[PROBLEM]
Examine the material below and count the lines that hold the word "Save". Report only the number.

[THE INPUT]
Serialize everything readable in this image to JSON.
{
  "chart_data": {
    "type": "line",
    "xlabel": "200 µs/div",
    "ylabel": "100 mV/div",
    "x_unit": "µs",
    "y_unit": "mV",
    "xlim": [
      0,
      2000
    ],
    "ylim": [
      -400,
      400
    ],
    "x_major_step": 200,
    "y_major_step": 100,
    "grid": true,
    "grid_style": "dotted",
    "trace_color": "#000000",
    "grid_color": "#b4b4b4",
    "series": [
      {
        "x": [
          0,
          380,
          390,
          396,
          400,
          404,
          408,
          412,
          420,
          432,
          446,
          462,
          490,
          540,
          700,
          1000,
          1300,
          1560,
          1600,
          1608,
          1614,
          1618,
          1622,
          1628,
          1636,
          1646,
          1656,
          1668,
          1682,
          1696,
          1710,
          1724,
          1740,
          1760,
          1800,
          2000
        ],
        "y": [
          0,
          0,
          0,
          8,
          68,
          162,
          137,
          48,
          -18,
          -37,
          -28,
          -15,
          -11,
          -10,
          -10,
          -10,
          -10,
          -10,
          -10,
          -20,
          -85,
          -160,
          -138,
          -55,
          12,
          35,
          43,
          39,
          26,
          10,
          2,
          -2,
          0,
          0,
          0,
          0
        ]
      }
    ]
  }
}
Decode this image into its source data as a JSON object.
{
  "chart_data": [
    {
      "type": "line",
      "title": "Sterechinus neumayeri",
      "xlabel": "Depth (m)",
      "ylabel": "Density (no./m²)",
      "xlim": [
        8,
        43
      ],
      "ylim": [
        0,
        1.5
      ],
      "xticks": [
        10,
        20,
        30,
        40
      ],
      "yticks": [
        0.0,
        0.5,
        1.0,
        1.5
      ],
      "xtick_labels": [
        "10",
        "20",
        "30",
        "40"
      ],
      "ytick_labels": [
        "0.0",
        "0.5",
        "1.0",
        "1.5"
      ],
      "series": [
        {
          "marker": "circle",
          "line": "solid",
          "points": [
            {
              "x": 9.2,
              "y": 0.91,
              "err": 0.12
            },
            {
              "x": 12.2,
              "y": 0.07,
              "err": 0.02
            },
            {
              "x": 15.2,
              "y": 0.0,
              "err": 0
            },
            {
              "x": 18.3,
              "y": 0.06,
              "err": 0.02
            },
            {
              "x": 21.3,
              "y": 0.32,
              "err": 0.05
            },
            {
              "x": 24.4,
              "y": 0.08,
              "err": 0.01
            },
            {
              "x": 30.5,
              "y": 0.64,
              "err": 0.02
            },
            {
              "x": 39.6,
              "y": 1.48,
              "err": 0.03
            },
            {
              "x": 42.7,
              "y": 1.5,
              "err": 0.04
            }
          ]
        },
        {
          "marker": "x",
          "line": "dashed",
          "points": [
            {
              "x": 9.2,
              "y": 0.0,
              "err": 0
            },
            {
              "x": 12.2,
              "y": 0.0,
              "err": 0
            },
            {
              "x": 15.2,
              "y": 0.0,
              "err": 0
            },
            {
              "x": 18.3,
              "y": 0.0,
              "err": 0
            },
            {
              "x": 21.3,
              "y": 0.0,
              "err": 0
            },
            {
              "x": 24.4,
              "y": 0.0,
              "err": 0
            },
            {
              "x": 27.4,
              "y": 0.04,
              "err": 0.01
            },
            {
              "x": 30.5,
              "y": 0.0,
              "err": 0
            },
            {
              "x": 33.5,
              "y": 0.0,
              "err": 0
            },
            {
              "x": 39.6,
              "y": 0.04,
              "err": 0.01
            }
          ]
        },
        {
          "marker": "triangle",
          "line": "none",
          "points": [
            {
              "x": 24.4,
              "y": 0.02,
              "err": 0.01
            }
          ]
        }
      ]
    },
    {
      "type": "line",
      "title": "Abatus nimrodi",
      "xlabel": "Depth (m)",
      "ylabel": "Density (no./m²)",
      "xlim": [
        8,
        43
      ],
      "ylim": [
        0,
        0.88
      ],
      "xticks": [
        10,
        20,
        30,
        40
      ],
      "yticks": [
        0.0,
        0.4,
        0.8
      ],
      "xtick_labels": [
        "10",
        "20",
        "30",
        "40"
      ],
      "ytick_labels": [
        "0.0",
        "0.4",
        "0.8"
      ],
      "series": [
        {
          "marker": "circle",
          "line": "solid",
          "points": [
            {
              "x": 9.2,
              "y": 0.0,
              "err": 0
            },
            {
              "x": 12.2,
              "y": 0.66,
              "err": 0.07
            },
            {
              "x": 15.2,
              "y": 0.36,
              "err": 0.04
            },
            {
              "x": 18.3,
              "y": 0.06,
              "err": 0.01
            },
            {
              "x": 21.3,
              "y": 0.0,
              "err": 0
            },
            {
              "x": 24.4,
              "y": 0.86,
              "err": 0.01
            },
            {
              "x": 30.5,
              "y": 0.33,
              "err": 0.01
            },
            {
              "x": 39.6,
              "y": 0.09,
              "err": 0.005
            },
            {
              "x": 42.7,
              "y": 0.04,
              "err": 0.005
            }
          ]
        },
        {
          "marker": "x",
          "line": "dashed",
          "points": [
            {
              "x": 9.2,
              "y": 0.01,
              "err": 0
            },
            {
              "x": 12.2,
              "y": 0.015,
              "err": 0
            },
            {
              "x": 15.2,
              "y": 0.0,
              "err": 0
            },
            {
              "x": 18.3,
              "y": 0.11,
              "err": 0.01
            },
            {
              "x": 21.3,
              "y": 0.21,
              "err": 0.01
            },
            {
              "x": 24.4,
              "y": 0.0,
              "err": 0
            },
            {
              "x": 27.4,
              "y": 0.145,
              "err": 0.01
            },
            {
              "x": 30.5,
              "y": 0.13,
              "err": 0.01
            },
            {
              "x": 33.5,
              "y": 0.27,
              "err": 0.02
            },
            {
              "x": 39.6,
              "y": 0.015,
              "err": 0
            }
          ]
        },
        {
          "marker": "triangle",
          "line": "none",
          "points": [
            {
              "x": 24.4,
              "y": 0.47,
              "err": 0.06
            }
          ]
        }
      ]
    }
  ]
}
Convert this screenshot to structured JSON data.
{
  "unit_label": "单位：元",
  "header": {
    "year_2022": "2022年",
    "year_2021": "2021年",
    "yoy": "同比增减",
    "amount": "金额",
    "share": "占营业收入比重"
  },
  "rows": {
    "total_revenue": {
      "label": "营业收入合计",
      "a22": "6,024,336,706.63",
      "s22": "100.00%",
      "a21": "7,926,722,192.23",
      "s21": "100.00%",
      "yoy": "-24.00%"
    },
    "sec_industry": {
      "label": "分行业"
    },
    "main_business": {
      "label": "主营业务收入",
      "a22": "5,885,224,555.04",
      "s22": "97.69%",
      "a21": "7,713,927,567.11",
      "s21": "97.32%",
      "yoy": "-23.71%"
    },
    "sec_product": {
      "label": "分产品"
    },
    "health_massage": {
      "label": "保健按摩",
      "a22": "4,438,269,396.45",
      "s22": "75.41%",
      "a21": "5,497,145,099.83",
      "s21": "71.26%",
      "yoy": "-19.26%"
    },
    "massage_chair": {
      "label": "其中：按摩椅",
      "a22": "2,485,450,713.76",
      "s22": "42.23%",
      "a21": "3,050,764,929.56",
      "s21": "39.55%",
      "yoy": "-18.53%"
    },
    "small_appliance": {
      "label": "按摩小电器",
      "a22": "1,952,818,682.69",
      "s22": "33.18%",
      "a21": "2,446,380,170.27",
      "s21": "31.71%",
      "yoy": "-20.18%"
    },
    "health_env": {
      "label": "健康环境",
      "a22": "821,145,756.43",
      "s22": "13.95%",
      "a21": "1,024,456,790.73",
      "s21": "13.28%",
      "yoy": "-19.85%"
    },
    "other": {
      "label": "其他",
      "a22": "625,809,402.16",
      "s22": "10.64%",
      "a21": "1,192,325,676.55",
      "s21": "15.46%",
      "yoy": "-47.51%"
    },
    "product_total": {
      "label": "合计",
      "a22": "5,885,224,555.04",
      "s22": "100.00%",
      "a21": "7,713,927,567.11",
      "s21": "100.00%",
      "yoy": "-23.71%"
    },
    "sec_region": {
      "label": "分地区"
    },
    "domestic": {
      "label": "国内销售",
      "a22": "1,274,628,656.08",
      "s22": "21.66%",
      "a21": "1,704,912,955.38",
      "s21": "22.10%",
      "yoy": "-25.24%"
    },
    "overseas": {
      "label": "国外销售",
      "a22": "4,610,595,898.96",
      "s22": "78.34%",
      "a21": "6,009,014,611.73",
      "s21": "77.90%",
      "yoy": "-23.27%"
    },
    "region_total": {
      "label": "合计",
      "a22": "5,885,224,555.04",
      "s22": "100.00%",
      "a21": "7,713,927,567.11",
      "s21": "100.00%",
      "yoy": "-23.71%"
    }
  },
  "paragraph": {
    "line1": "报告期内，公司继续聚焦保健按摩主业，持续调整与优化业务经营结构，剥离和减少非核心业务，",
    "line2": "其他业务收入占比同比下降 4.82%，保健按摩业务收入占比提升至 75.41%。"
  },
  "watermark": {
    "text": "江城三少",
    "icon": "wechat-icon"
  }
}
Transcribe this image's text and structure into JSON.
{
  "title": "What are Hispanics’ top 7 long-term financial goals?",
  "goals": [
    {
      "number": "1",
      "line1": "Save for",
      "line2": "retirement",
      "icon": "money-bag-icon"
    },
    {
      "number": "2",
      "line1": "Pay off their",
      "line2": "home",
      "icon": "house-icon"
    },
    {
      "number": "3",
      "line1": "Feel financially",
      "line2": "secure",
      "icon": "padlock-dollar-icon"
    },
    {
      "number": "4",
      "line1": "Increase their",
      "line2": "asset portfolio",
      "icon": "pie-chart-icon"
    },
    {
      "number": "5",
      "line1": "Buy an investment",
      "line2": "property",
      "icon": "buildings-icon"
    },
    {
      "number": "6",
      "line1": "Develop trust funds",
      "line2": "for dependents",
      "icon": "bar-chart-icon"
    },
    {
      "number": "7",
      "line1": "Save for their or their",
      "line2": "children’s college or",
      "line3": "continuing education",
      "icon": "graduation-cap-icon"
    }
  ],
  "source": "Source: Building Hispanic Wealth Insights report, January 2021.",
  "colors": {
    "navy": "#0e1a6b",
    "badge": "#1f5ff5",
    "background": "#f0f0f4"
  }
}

[SOLUTION FOR THIS EXERCISE]
2